§ **WHAT IS NEEDED**:
Write out exactly the lines between the line containing "Give me the" and the end of the records, counting both ends, and leave out all pictures.

§ **ENTRIES SHOWN**:
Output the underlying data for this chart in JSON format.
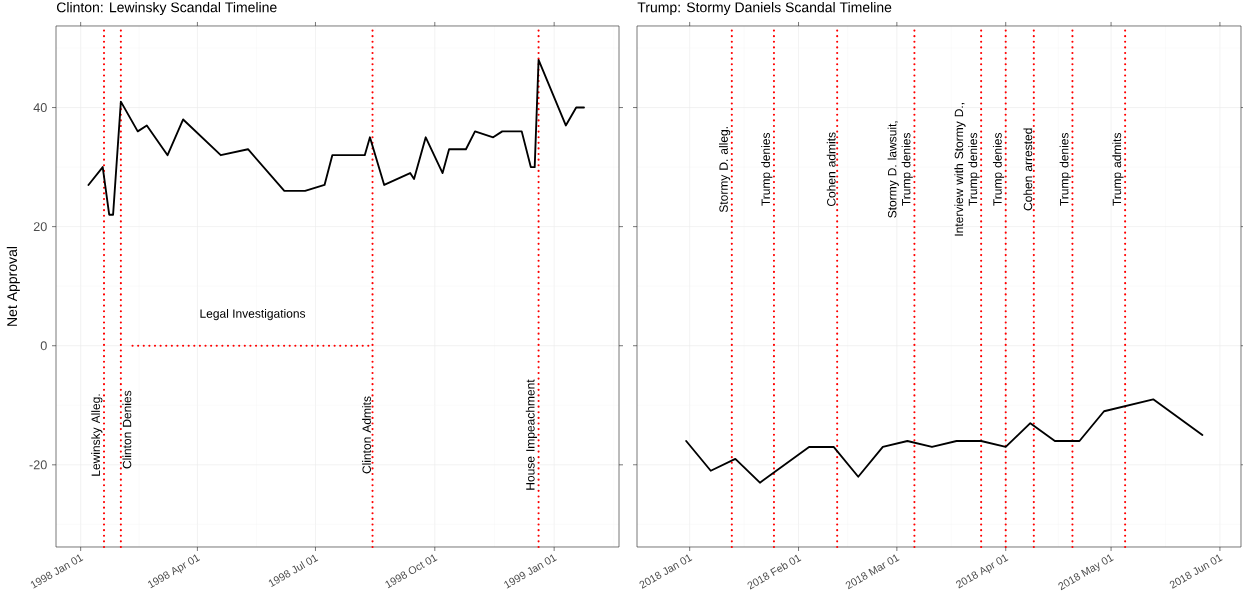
{
  "chart_data": [
    {
      "type": "line",
      "title": "Clinton: Lewinsky Scandal Timeline",
      "ylabel": "Net Approval",
      "xlim": [
        "1997-12-13",
        "1999-02-20"
      ],
      "ylim": [
        -33.8,
        53.7
      ],
      "xticks": [
        {
          "value": "1998-01-01",
          "label": "1998 Jan 01"
        },
        {
          "value": "1998-04-01",
          "label": "1998 Apr 01"
        },
        {
          "value": "1998-07-01",
          "label": "1998 Jul 01"
        },
        {
          "value": "1998-10-01",
          "label": "1998 Oct 01"
        },
        {
          "value": "1999-01-01",
          "label": "1999 Jan 01"
        }
      ],
      "yticks": [
        -20,
        0,
        20,
        40
      ],
      "grid": true,
      "series": [
        {
          "color": "#000000",
          "line_style": "solid",
          "x": [
            "1998-01-07",
            "1998-01-18",
            "1998-01-23",
            "1998-01-26",
            "1998-02-01",
            "1998-02-14",
            "1998-02-21",
            "1998-03-09",
            "1998-03-21",
            "1998-04-19",
            "1998-05-10",
            "1998-06-07",
            "1998-06-23",
            "1998-07-08",
            "1998-07-14",
            "1998-08-08",
            "1998-08-12",
            "1998-08-23",
            "1998-09-12",
            "1998-09-15",
            "1998-09-24",
            "1998-10-07",
            "1998-10-12",
            "1998-10-25",
            "1998-11-01",
            "1998-11-15",
            "1998-11-22",
            "1998-12-07",
            "1998-12-14",
            "1998-12-17",
            "1998-12-20",
            "1999-01-10",
            "1999-01-18",
            "1999-01-24"
          ],
          "values": [
            27,
            30,
            22,
            22,
            41,
            36,
            37,
            32,
            38,
            32,
            33,
            26,
            26,
            27,
            32,
            32,
            35,
            27,
            29,
            28,
            35,
            29,
            33,
            33,
            36,
            35,
            36,
            36,
            30,
            30,
            48,
            37,
            40,
            40
          ]
        },
        {
          "color": "#ff0000",
          "line_style": "dotted",
          "x": [
            "1998-02-10",
            "1998-08-14"
          ],
          "values": [
            0,
            0
          ]
        }
      ],
      "ref_lines": [
        {
          "axis": "x",
          "value": "1998-01-19",
          "label": "Lewinsky Alleg.",
          "color": "#ff0000",
          "line_style": "dotted"
        },
        {
          "axis": "x",
          "value": "1998-02-01",
          "label": "Clinton Denies",
          "color": "#ff0000",
          "line_style": "dotted"
        },
        {
          "axis": "x",
          "value": "1998-08-14",
          "label": "Clinton Admits",
          "color": "#ff0000",
          "line_style": "dotted"
        },
        {
          "axis": "x",
          "value": "1998-12-20",
          "label": "House Impeachment",
          "color": "#ff0000",
          "line_style": "dotted"
        }
      ],
      "annotations": [
        "Legal Investigations"
      ]
    },
    {
      "type": "line",
      "title": "Trump: Stormy Daniels Scandal Timeline",
      "xlim": [
        "2017-12-17",
        "2018-06-07"
      ],
      "ylim": [
        -33.8,
        53.7
      ],
      "xticks": [
        {
          "value": "2018-01-01",
          "label": "2018 Jan 01"
        },
        {
          "value": "2018-02-01",
          "label": "2018 Feb 01"
        },
        {
          "value": "2018-03-01",
          "label": "2018 Mar 01"
        },
        {
          "value": "2018-04-01",
          "label": "2018 Apr 01"
        },
        {
          "value": "2018-05-01",
          "label": "2018 May 01"
        },
        {
          "value": "2018-06-01",
          "label": "2018 Jun 01"
        }
      ],
      "yticks": [
        -20,
        0,
        20,
        40
      ],
      "grid": true,
      "tick_labels": "x",
      "series": [
        {
          "color": "#000000",
          "line_style": "solid",
          "x": [
            "2017-12-31",
            "2018-01-07",
            "2018-01-14",
            "2018-01-21",
            "2018-02-04",
            "2018-02-11",
            "2018-02-18",
            "2018-02-25",
            "2018-03-04",
            "2018-03-11",
            "2018-03-18",
            "2018-03-25",
            "2018-04-01",
            "2018-04-08",
            "2018-04-15",
            "2018-04-22",
            "2018-04-29",
            "2018-05-13",
            "2018-05-27"
          ],
          "values": [
            -16,
            -21,
            -19,
            -23,
            -17,
            -17,
            -22,
            -17,
            -16,
            -17,
            -16,
            -16,
            -17,
            -13,
            -16,
            -16,
            -11,
            -9,
            -15
          ]
        }
      ],
      "ref_lines": [
        {
          "axis": "x",
          "value": "2018-01-13",
          "label": "Stormy D. alleg.",
          "color": "#ff0000",
          "line_style": "dotted"
        },
        {
          "axis": "x",
          "value": "2018-01-25",
          "label": "Trump denies",
          "color": "#ff0000",
          "line_style": "dotted"
        },
        {
          "axis": "x",
          "value": "2018-02-12",
          "label": "Cohen admits",
          "color": "#ff0000",
          "line_style": "dotted"
        },
        {
          "axis": "x",
          "value": "2018-03-06",
          "label": "Stormy D. lawsuit,\nTrump denies",
          "color": "#ff0000",
          "line_style": "dotted"
        },
        {
          "axis": "x",
          "value": "2018-03-25",
          "label": "Interview with Stormy D.,\nTrump denies",
          "color": "#ff0000",
          "line_style": "dotted"
        },
        {
          "axis": "x",
          "value": "2018-04-01",
          "label": "Trump denies",
          "color": "#ff0000",
          "line_style": "dotted"
        },
        {
          "axis": "x",
          "value": "2018-04-09",
          "label": "Cohen arrested",
          "color": "#ff0000",
          "line_style": "dotted"
        },
        {
          "axis": "x",
          "value": "2018-04-20",
          "label": "Trump denies",
          "color": "#ff0000",
          "line_style": "dotted"
        },
        {
          "axis": "x",
          "value": "2018-05-05",
          "label": "Trump admits",
          "color": "#ff0000",
          "line_style": "dotted"
        }
      ]
    }
  ]
}
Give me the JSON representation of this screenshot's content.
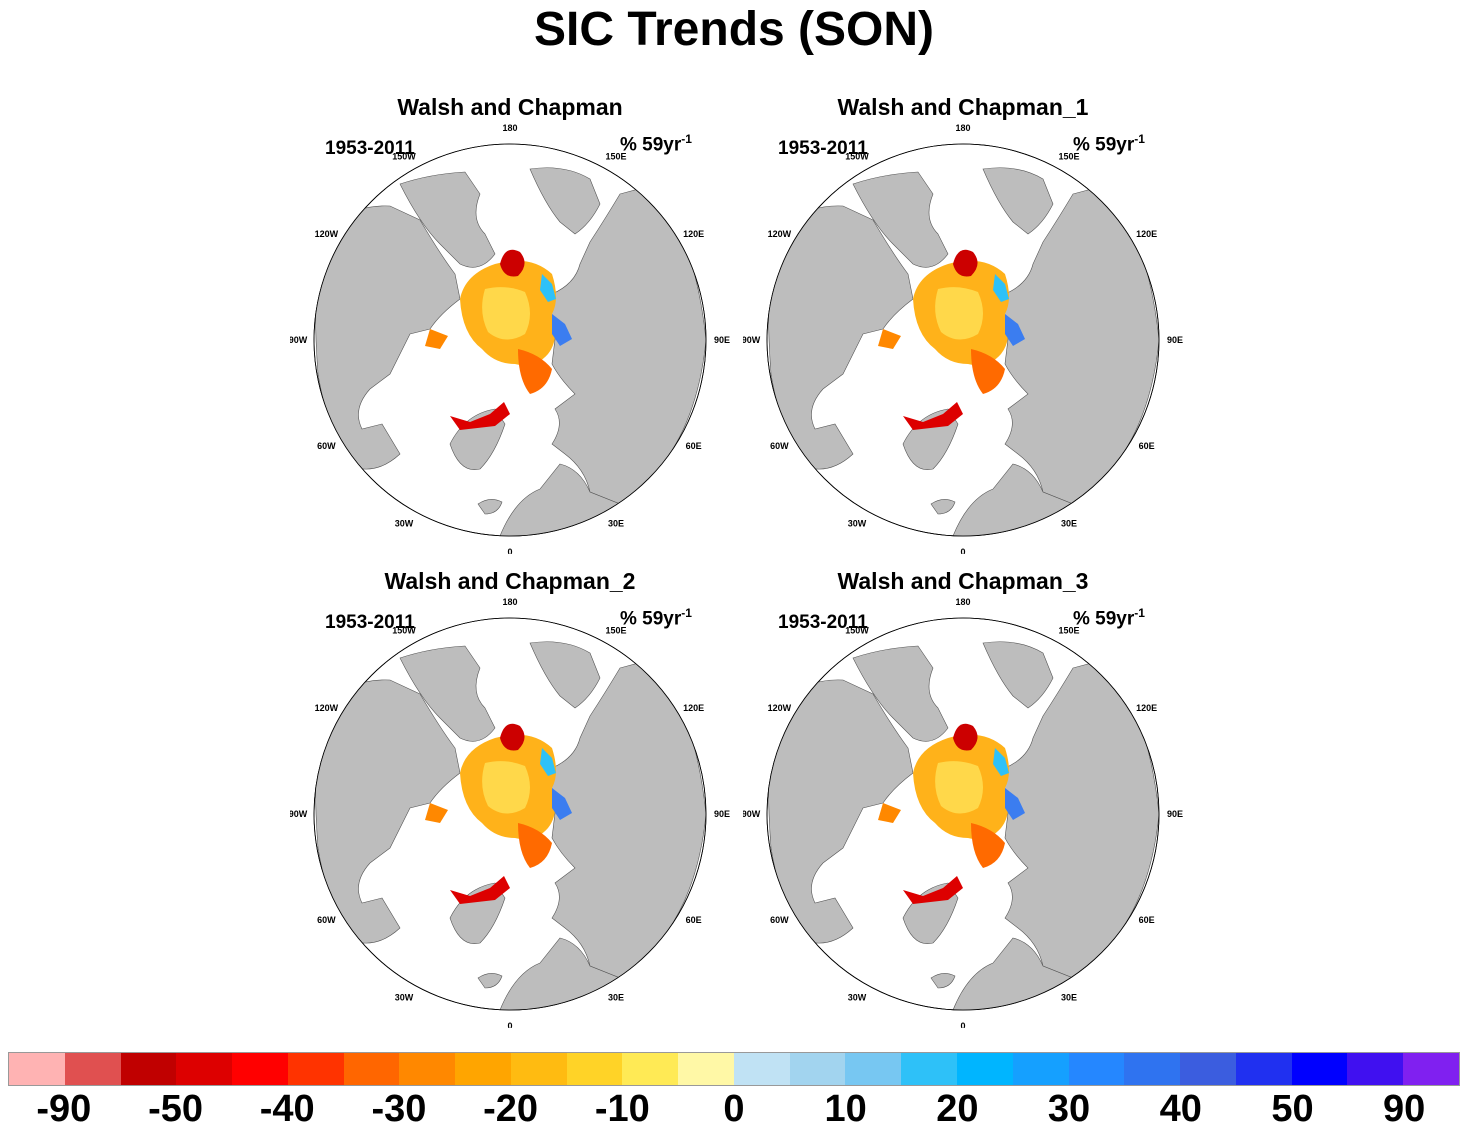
{
  "title": "SIC Trends (SON)",
  "panels": [
    {
      "title": "Walsh and Chapman",
      "period": "1953-2011",
      "units": "% 59yr",
      "units_exp": "-1"
    },
    {
      "title": "Walsh and Chapman_1",
      "period": "1953-2011",
      "units": "% 59yr",
      "units_exp": "-1"
    },
    {
      "title": "Walsh and Chapman_2",
      "period": "1953-2011",
      "units": "% 59yr",
      "units_exp": "-1"
    },
    {
      "title": "Walsh and Chapman_3",
      "period": "1953-2011",
      "units": "% 59yr",
      "units_exp": "-1"
    }
  ],
  "longitude_labels": [
    "180",
    "150E",
    "120E",
    "90E",
    "60E",
    "30E",
    "0",
    "30W",
    "60W",
    "90W",
    "120W",
    "150W"
  ],
  "colorbar": {
    "colors": [
      "#ffb3b3",
      "#e05050",
      "#c00000",
      "#dd0000",
      "#ff0000",
      "#ff3300",
      "#ff6600",
      "#ff8800",
      "#ffa500",
      "#ffbb11",
      "#ffd327",
      "#ffea55",
      "#fff8a6",
      "#c0e2f4",
      "#a2d4ef",
      "#77c7f2",
      "#2ec1f8",
      "#00b5ff",
      "#15a0ff",
      "#2587ff",
      "#2f73f0",
      "#3b5ddf",
      "#2030f0",
      "#0000ff",
      "#4010f0",
      "#8020f0"
    ],
    "labels": [
      "-90",
      "-50",
      "-40",
      "-30",
      "-20",
      "-10",
      "0",
      "10",
      "20",
      "30",
      "40",
      "50",
      "90"
    ]
  }
}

§ **RESULT**:
Give me the JSON representation of this screenshot's content.
{
  "title": "SIC Trends (SON)",
  "panels": [
    {
      "title": "Walsh and Chapman",
      "period": "1953-2011",
      "units": "% 59yr",
      "units_exp": "-1"
    },
    {
      "title": "Walsh and Chapman_1",
      "period": "1953-2011",
      "units": "% 59yr",
      "units_exp": "-1"
    },
    {
      "title": "Walsh and Chapman_2",
      "period": "1953-2011",
      "units": "% 59yr",
      "units_exp": "-1"
    },
    {
      "title": "Walsh and Chapman_3",
      "period": "1953-2011",
      "units": "% 59yr",
      "units_exp": "-1"
    }
  ],
  "longitude_labels": [
    "180",
    "150E",
    "120E",
    "90E",
    "60E",
    "30E",
    "0",
    "30W",
    "60W",
    "90W",
    "120W",
    "150W"
  ],
  "colorbar": {
    "colors": [
      "#ffb3b3",
      "#e05050",
      "#c00000",
      "#dd0000",
      "#ff0000",
      "#ff3300",
      "#ff6600",
      "#ff8800",
      "#ffa500",
      "#ffbb11",
      "#ffd327",
      "#ffea55",
      "#fff8a6",
      "#c0e2f4",
      "#a2d4ef",
      "#77c7f2",
      "#2ec1f8",
      "#00b5ff",
      "#15a0ff",
      "#2587ff",
      "#2f73f0",
      "#3b5ddf",
      "#2030f0",
      "#0000ff",
      "#4010f0",
      "#8020f0"
    ],
    "labels": [
      "-90",
      "-50",
      "-40",
      "-30",
      "-20",
      "-10",
      "0",
      "10",
      "20",
      "30",
      "40",
      "50",
      "90"
    ]
  }
}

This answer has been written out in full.